◆ PROBLEMS AND TASKS:
A) In the guide to slipping away from work for the day, by what time should you leave the office?
B) Extend the guide to slipping away from work for the day, picking up after its final sentence.

◆ DOCUMENT SECTION:

You’ll want to tell your office that you’ll be back before the end of the day, but that you’ll be reachable via cell phone and email, except for the duration of the meeting, which should by the way, last perhaps just an hour, but possibly two. This way, you’ll have bought yourself time to return their calls if, at the time of their initial call/email, the noise from your boat engine is too loud to hear the ring of your phone. Be careful to say goodbye to some of your coworkers/bosses/employees, but not all of them. If you make a trip around the office to announce your departure, this will appear fishy and should be avoided.
Slip, quietly but casually, out of the office/shop by 9:50, allowing time to get to the parking garage/stall. Do not walk fast, and do not talk on your phone when you leave. There is a chance that your boss/employees/coworkers are watching you from a window somewhere, so you’d be wise to walk casually but with a purpose. If you’re talking on your phone when you leave, it appears as though you are making plans, which is bad. They think you already have a plan- the meeting- so don’t talk until securely obscured from their view. Once in your car, loosen your tie, or if you’re a women, loosen whatever women loosen when they get in a car to suggest relief. If your spouse is in on your plan, and you wish to be the greatest mom or dad ever, you could stop and pick your kid up early from school and bring them with you. They’ll love you forever for this.

◆ EXTRACTED DATA:
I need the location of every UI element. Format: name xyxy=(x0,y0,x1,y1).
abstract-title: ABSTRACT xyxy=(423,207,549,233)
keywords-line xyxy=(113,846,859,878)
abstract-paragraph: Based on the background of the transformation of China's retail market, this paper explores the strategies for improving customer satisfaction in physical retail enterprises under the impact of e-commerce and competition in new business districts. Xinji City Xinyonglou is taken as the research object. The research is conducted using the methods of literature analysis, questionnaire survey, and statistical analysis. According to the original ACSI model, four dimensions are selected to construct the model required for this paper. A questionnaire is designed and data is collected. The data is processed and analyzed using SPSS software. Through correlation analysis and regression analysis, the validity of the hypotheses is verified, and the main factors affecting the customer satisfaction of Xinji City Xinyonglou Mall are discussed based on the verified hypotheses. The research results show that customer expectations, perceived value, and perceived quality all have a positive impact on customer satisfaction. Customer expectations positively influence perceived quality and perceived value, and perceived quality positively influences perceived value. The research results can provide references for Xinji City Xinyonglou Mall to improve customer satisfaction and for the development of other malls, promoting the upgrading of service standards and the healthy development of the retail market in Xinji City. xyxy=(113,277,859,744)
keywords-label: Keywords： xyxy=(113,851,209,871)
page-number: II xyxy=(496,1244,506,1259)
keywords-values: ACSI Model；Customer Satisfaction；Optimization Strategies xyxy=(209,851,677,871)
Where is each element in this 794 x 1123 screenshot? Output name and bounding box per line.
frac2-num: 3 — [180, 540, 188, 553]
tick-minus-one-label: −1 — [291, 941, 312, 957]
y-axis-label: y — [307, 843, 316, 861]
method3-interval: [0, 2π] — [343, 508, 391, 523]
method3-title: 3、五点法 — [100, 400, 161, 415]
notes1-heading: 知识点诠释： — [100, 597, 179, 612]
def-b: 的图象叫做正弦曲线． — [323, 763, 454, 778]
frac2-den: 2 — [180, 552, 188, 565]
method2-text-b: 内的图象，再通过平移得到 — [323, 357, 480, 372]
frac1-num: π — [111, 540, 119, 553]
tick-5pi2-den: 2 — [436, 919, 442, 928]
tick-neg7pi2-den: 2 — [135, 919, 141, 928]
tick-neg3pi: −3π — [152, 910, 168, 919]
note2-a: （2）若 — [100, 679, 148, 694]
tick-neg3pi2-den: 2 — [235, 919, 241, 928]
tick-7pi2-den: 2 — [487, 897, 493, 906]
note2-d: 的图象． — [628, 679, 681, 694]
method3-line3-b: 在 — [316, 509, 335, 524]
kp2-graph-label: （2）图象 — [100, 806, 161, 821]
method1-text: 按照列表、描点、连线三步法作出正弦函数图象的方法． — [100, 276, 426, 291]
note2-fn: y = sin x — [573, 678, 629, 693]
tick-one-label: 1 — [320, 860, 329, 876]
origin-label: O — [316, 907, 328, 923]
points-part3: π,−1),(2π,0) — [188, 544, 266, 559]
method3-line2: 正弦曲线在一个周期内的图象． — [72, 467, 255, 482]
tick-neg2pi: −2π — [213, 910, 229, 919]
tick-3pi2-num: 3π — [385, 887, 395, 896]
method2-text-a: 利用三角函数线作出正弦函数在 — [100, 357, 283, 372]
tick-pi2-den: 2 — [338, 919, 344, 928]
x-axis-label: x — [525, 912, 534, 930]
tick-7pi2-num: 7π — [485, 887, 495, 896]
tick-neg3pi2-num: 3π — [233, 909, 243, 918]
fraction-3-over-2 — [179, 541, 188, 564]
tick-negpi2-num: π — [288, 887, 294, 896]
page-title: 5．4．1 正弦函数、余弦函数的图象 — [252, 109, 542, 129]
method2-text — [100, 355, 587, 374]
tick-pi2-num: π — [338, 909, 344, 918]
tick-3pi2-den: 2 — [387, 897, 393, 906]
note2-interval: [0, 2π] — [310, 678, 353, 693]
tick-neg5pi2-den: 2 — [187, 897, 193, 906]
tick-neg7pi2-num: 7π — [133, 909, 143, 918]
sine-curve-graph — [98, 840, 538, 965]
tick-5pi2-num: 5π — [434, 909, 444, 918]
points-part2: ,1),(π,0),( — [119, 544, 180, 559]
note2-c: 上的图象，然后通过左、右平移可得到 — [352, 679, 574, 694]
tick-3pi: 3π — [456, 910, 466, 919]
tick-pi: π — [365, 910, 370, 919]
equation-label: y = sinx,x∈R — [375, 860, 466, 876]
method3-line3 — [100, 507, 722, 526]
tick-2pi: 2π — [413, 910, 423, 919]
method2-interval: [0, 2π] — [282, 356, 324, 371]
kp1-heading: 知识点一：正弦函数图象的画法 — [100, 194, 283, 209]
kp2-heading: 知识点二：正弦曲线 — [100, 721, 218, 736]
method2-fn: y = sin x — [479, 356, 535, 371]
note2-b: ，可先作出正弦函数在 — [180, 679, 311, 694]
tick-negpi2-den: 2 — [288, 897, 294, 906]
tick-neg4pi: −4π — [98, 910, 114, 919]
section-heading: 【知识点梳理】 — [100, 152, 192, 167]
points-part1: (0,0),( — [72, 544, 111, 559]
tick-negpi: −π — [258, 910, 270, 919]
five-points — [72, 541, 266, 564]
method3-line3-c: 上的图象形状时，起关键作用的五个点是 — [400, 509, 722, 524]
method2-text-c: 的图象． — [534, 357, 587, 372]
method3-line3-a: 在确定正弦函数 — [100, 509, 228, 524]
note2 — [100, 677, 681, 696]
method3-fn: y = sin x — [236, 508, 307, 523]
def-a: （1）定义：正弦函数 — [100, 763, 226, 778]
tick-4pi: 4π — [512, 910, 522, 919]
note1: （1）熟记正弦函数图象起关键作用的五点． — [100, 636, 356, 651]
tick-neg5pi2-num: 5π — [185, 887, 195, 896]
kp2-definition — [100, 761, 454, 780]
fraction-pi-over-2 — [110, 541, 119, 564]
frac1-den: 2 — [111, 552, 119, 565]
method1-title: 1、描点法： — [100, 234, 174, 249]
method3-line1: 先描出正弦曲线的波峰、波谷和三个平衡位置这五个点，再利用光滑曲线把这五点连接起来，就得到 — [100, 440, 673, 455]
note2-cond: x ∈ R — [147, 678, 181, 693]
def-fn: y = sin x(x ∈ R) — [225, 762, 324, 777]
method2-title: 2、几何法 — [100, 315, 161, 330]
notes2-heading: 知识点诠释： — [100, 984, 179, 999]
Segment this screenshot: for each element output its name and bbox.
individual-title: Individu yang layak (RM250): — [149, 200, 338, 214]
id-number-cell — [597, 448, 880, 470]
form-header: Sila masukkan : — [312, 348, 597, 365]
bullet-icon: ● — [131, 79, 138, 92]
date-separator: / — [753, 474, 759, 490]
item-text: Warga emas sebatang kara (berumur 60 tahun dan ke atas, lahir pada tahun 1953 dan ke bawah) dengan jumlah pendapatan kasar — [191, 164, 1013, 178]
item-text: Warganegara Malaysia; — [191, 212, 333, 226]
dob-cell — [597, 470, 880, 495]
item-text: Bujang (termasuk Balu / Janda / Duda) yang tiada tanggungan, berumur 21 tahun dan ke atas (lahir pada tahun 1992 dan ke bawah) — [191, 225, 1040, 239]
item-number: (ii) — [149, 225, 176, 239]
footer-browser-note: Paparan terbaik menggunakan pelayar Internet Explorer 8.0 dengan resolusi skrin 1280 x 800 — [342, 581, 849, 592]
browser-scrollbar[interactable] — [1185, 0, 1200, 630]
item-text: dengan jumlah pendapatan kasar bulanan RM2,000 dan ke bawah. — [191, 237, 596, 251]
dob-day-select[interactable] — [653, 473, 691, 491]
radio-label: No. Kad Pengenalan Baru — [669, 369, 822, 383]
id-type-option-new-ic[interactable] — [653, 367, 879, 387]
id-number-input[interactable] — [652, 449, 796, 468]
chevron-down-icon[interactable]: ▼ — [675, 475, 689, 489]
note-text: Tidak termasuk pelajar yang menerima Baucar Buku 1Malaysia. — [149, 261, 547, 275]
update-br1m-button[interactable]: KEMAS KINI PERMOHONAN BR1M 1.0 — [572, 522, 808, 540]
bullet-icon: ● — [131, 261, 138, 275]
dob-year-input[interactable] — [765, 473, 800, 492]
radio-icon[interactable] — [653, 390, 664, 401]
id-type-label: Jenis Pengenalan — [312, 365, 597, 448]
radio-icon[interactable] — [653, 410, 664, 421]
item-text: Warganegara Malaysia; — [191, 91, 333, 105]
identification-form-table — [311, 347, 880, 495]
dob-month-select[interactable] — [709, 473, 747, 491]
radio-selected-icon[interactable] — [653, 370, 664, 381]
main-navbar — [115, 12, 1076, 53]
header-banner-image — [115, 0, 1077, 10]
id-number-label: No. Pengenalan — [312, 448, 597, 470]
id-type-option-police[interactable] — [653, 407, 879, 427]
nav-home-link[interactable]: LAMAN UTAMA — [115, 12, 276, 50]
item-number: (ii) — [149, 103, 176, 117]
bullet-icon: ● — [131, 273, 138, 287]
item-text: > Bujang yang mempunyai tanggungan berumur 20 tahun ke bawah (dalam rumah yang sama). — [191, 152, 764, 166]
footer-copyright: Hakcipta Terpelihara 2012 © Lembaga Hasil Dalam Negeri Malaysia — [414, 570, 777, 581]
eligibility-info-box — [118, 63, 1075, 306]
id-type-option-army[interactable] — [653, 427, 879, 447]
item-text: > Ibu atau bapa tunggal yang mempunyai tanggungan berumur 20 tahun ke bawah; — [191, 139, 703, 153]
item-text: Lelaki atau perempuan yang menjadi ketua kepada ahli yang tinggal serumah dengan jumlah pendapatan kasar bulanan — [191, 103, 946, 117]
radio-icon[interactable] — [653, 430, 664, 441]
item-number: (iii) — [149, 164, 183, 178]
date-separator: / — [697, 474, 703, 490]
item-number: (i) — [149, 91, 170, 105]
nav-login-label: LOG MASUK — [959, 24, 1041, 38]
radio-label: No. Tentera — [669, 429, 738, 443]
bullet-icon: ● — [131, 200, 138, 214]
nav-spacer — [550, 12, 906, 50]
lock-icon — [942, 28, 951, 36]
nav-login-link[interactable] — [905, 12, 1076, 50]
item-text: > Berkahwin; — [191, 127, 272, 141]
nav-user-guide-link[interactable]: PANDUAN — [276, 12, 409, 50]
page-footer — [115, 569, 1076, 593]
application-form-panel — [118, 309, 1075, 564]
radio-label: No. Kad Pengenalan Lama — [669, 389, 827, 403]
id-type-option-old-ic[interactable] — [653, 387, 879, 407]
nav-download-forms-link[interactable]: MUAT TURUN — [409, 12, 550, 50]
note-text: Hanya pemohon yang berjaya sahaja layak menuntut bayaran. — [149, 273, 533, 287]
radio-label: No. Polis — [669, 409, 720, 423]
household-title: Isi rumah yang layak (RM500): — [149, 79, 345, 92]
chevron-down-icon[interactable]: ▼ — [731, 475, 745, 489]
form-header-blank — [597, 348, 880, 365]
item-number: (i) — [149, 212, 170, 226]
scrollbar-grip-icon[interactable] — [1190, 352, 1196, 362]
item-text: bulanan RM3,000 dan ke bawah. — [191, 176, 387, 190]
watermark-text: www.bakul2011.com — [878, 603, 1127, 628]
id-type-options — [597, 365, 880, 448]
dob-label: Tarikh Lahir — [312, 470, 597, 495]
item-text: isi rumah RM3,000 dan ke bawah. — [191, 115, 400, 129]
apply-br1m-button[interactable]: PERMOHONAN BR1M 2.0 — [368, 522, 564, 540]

◆ EXPECTED ANSWERS:
A) By 9:50.

B)
If your drive is swift, you should be to your Lake Geneva vacation home and changed into shorts and rummaging through your lake house refrigerator by noon. At that time, you have a full three hours to boat/swim/rest, before you must turn around. Sometime about 2:15 pm, it would be wise to call your office if you haven’t yet. Ask if they need you to swing back in, and hopefully this is when they’ll say no. If they say no, depending on whether or not you have informed your spouse of your mental and physical mid-day vacation, you can either stay a bit longer, or head directly home. If you have not informed your spouse of your day, you’ll want to change back into your work clothes. A special note- be sure to wear sunscreen while at the lake, and then wipe every trace of it off before heading home. Nothing gives away a misspent afternoon like a burned nose and tan lines left behind by traitorous sunglasses. If, in the event you run into a coworker/employee/boss while on the lake, do not make eye contact with your fellow truant. It is a big lake, so this sort of encounter should be easy to avoid.
Assuming the prior steps have been followed carefully, you are positioned now to arrive at home/work and carry on as usual. Lake Geneva lends itself to playing hooky better than any other vacation destination I know. Days like today are the days you want a place here. Days like today are why you work so hard on all those other days. Days like today will last for a few hours, and then they will be over. Whether or not you take advantage of them is up to you and your work schedule and your skill at engaging in the fine art of playing hooky. Rule #1 about playing hooky is that we never talk about playing hook again. All the other rules are the same. See you at the lake.